Records from a collection:
## START

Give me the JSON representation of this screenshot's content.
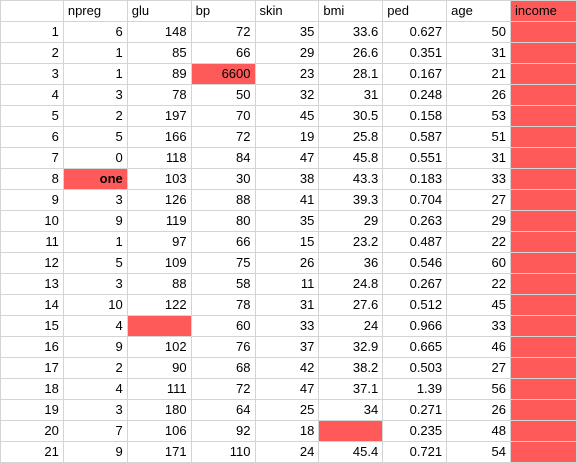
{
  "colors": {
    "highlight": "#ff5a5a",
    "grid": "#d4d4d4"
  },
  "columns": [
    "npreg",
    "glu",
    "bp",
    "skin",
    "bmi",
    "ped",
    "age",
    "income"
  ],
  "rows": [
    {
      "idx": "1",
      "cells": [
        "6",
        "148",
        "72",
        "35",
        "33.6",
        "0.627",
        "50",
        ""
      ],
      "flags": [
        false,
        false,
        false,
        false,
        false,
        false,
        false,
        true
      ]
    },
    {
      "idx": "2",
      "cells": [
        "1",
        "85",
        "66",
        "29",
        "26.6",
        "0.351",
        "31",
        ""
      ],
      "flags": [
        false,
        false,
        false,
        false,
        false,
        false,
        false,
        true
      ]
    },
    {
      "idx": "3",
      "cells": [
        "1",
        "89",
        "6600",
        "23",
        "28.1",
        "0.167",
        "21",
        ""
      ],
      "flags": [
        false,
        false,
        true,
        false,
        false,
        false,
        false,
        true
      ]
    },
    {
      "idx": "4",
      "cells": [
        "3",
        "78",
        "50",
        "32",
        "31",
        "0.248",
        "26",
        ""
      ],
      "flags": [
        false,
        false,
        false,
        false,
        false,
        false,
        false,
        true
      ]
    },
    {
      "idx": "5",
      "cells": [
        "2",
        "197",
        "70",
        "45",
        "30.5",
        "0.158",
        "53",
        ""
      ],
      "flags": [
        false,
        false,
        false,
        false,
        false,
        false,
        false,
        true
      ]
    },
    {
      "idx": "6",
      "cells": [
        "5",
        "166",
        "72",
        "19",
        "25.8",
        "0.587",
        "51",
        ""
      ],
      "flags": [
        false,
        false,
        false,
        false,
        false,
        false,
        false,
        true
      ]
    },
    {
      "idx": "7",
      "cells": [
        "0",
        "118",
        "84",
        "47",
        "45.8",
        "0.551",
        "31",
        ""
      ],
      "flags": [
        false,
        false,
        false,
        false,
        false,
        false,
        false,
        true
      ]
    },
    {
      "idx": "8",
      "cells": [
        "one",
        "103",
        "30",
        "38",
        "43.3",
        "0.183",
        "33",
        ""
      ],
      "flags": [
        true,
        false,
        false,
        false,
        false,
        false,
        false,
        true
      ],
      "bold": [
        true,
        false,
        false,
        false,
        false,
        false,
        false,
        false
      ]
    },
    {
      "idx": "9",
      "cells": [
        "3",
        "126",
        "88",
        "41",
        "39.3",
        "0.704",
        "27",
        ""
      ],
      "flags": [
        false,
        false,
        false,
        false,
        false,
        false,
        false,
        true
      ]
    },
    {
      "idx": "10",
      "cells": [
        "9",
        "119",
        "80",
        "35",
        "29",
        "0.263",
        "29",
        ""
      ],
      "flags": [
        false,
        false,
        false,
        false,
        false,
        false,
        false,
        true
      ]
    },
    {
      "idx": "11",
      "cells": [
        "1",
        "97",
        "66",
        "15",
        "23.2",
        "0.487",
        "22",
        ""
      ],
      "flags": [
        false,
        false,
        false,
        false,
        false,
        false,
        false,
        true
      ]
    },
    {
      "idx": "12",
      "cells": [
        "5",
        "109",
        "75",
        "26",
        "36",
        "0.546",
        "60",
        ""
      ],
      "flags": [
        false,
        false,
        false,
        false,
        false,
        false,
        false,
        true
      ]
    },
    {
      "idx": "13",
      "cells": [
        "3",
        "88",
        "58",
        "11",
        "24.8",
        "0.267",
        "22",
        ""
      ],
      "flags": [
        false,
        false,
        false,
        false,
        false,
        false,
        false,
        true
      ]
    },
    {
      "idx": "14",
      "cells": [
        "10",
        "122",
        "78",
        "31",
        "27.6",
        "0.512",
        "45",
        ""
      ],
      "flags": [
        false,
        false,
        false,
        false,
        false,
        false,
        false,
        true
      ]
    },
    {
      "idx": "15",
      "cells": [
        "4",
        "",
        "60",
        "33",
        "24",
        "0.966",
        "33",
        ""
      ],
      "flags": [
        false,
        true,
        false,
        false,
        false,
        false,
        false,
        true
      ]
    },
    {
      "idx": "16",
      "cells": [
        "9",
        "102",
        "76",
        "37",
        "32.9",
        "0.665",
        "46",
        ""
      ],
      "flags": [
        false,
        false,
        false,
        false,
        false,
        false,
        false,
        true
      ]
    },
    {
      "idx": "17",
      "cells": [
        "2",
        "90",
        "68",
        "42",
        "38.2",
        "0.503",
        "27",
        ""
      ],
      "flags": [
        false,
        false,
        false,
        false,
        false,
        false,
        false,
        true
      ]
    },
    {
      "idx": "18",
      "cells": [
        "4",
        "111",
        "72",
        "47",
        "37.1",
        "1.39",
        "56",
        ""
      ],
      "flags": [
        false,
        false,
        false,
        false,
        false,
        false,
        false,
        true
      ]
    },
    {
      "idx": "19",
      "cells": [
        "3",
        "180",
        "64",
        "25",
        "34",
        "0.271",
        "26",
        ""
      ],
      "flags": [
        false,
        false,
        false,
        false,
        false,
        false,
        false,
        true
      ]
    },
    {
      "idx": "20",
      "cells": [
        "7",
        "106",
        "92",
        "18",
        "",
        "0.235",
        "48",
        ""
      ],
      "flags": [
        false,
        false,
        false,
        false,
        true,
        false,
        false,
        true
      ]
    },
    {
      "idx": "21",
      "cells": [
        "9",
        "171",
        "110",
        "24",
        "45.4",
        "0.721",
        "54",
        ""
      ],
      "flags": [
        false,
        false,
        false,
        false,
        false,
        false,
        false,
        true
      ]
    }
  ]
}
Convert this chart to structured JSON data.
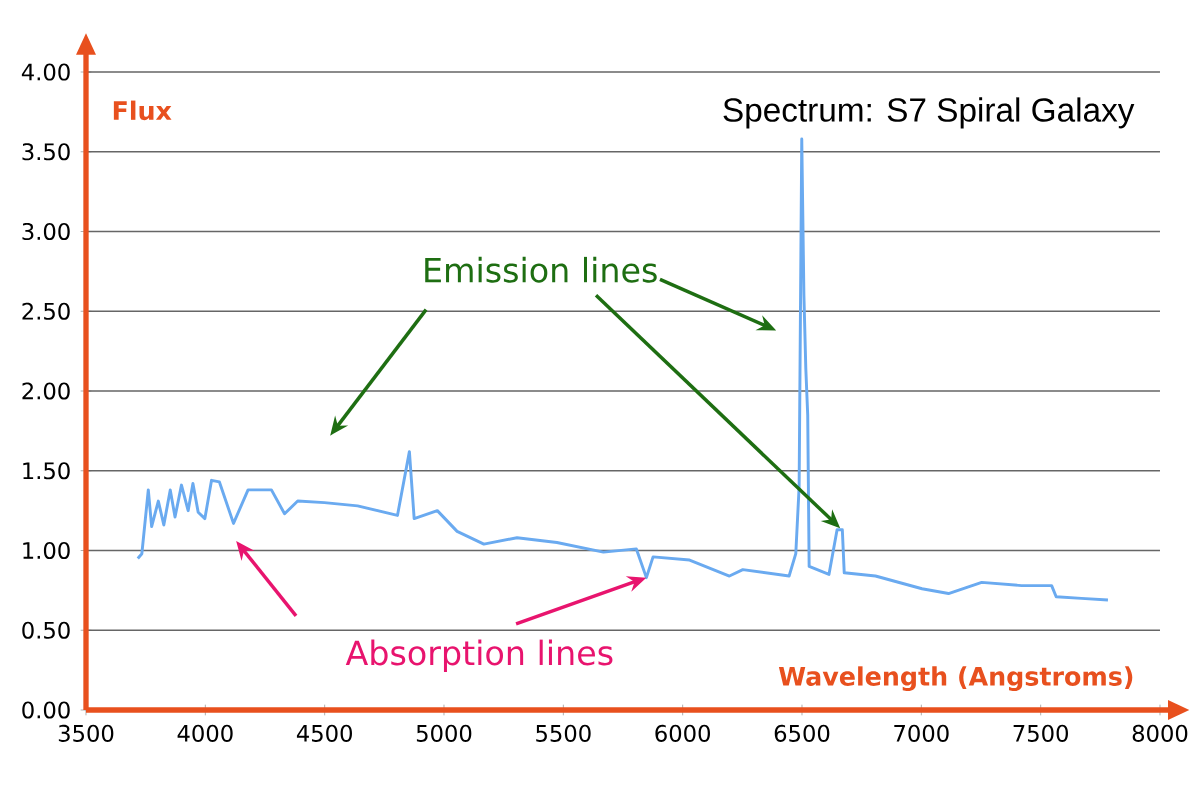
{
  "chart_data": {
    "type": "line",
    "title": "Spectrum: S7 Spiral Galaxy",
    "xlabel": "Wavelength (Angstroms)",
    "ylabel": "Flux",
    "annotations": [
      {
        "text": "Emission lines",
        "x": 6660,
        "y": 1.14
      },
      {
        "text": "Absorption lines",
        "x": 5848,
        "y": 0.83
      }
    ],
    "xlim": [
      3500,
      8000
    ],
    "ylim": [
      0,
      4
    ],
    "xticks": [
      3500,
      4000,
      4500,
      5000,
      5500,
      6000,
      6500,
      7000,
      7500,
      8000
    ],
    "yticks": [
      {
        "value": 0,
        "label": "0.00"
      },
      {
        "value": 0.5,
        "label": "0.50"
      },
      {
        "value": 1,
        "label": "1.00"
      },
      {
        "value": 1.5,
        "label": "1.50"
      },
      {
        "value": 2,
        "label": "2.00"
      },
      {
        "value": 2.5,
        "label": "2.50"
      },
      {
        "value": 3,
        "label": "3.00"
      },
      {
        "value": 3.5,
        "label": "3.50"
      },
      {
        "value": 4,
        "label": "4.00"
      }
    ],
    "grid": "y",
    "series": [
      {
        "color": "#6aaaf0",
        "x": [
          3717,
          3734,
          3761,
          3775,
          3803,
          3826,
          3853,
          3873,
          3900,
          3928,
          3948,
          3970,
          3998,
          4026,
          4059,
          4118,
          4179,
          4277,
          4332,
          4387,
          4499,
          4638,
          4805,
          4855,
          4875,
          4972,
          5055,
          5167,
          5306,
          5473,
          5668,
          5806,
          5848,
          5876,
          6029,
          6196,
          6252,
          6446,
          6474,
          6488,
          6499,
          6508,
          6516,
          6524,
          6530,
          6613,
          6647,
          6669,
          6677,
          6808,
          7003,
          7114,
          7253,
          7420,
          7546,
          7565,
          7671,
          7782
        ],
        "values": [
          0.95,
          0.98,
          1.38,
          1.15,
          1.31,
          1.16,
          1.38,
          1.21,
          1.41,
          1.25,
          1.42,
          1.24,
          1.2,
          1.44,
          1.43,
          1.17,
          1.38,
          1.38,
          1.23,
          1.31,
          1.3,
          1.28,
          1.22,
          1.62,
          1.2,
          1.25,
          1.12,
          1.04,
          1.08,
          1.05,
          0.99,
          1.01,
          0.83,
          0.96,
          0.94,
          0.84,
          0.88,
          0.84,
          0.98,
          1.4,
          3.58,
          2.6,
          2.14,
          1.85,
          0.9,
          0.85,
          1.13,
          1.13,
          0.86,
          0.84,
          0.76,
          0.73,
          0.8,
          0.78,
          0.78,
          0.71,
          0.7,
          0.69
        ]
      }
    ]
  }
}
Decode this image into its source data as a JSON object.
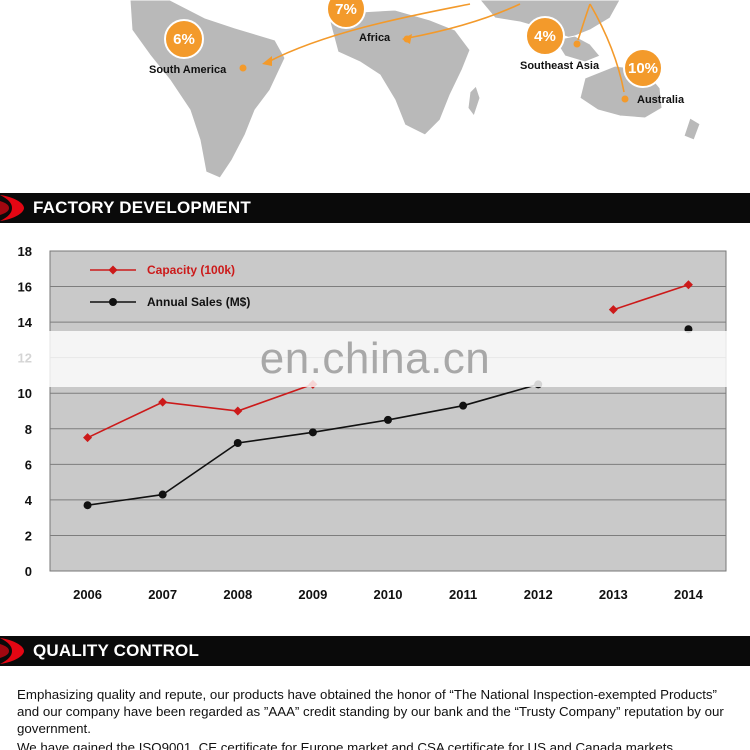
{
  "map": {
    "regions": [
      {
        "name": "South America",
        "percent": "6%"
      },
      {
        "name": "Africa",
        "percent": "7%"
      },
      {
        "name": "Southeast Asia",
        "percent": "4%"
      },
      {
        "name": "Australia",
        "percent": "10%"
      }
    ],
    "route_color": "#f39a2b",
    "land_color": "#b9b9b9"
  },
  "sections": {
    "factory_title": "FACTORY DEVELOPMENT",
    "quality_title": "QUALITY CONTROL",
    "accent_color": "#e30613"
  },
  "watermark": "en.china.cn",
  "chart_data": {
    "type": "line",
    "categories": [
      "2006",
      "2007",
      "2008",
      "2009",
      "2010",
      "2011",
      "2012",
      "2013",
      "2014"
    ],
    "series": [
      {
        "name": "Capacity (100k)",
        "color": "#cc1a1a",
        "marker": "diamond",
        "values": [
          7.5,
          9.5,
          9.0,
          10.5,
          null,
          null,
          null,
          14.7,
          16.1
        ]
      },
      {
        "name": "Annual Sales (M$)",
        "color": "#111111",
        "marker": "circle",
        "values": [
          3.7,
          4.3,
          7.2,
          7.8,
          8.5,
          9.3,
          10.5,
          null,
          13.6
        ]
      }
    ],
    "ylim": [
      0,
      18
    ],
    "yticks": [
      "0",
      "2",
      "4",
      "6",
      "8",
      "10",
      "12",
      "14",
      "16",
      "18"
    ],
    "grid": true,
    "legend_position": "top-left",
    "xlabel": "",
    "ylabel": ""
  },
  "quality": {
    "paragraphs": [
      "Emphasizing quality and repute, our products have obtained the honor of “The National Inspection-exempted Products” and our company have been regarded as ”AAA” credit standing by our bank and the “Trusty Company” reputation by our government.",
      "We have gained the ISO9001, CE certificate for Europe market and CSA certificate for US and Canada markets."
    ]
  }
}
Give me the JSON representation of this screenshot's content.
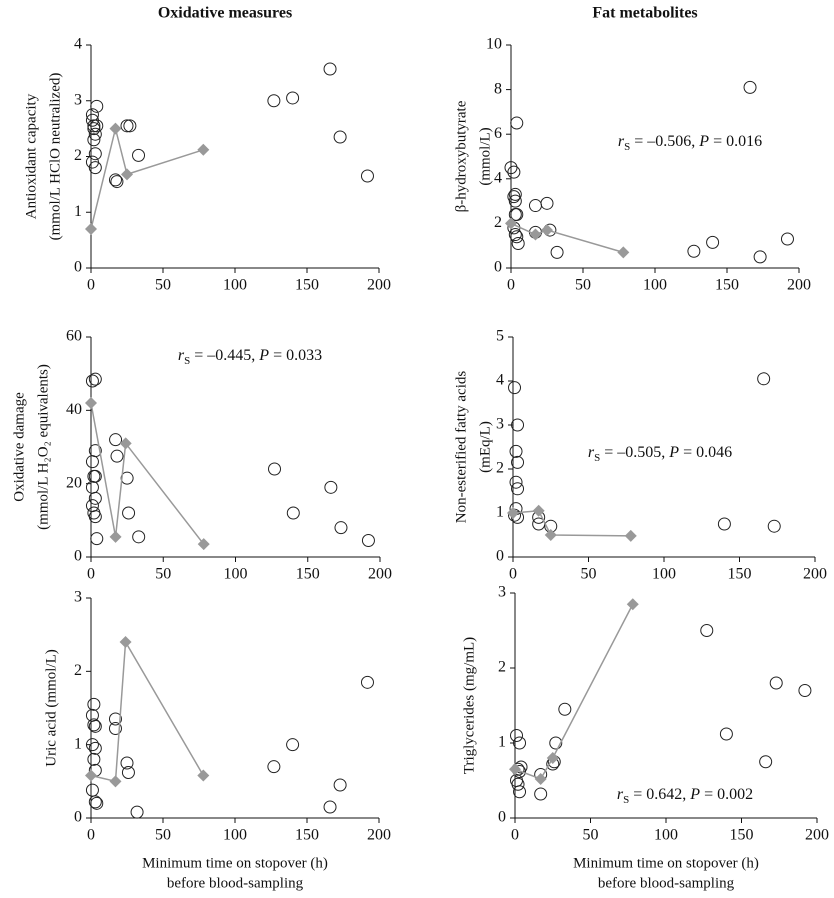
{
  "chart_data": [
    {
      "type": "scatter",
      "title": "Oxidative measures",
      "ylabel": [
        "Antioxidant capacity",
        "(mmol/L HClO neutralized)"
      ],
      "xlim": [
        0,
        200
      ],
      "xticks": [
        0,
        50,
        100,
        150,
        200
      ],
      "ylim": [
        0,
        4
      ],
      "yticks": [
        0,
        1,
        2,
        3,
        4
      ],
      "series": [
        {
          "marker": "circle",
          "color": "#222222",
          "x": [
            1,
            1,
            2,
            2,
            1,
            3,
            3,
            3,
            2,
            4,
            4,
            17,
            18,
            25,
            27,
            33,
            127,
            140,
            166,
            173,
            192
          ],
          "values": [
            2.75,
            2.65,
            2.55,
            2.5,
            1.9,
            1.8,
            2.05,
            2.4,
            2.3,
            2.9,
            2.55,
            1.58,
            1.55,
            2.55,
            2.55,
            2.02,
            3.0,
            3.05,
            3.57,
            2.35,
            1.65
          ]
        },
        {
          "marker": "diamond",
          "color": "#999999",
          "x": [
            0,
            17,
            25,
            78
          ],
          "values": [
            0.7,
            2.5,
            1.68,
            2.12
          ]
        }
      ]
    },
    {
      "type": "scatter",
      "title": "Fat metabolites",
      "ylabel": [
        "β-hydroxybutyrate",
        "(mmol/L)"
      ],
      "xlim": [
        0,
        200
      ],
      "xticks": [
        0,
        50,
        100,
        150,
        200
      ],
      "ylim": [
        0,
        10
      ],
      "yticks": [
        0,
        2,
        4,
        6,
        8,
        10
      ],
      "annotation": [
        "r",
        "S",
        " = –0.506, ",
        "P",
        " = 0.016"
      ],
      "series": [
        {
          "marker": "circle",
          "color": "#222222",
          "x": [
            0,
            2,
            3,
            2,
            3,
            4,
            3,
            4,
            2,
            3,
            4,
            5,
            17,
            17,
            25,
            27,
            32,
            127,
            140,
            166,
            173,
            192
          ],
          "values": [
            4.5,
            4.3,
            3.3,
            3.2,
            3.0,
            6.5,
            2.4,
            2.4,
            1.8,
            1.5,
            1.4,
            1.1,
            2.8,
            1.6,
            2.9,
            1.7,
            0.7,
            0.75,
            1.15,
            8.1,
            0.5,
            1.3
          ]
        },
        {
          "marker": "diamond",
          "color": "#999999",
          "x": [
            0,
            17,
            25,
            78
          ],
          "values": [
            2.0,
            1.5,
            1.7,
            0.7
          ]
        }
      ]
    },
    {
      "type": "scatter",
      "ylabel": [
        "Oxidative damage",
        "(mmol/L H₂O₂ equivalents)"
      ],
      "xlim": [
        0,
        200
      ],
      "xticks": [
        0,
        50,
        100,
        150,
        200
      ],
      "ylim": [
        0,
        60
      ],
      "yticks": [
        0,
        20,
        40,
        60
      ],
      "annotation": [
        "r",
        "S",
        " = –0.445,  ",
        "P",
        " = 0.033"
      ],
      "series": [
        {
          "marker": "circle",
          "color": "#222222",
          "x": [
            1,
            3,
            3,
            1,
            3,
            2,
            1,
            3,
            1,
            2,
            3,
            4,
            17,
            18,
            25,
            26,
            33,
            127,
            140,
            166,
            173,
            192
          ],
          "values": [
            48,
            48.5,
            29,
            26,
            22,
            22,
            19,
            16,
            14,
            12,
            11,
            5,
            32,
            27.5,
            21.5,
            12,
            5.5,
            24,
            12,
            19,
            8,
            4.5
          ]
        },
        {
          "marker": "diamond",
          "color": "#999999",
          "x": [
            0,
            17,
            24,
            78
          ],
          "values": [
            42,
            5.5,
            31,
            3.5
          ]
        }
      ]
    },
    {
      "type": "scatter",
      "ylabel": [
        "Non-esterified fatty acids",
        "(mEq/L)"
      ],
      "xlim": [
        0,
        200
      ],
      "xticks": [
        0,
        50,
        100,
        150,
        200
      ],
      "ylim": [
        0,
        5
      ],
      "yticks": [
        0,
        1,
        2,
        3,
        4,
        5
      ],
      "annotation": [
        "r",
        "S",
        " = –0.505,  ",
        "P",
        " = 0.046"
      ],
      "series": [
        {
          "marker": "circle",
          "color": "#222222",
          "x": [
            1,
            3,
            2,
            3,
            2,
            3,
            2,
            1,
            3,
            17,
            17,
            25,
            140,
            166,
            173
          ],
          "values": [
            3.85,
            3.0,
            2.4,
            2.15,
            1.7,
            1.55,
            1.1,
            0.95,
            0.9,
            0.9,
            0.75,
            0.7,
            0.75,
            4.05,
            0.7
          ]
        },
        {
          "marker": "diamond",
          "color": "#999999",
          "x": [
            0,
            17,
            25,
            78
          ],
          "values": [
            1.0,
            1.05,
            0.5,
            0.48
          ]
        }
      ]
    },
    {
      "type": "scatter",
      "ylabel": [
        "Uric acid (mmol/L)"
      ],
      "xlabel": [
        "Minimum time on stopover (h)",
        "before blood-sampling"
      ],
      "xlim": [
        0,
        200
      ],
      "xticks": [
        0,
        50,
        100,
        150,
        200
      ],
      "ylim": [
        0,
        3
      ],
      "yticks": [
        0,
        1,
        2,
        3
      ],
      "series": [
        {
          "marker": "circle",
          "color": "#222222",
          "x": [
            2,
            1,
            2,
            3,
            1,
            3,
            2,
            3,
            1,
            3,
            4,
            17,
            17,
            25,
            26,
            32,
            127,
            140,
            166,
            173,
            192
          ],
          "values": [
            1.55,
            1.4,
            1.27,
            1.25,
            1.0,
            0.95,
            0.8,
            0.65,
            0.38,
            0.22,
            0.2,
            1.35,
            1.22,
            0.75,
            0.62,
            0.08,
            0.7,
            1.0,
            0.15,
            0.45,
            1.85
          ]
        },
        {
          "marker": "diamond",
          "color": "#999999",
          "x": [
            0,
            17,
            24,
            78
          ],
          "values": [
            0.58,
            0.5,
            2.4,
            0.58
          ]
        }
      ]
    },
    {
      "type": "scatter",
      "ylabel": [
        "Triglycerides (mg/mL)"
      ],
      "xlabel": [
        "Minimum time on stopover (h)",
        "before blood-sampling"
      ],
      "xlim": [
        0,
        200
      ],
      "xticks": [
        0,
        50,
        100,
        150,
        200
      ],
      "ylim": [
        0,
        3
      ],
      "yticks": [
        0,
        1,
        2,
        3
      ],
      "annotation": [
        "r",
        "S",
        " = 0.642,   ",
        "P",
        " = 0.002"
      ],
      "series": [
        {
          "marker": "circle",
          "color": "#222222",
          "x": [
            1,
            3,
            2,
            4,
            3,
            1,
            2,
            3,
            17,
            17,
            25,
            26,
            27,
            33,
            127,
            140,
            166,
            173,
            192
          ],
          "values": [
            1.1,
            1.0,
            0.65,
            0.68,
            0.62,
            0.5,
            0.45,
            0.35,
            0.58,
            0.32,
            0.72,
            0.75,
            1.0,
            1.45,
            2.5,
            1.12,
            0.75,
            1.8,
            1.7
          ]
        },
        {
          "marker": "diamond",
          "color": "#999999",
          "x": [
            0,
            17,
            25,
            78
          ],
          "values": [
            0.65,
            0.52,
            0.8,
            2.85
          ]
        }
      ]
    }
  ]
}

## END

**To do**. Read through the lines above and collect those that contain the string "this".

**Written reply**.
Give me the JSON representation of this screenshot's content.
Convert this chart to structured JSON data.
Decode this image into its source data as a JSON object.
Give me the JSON representation of this screenshot's content.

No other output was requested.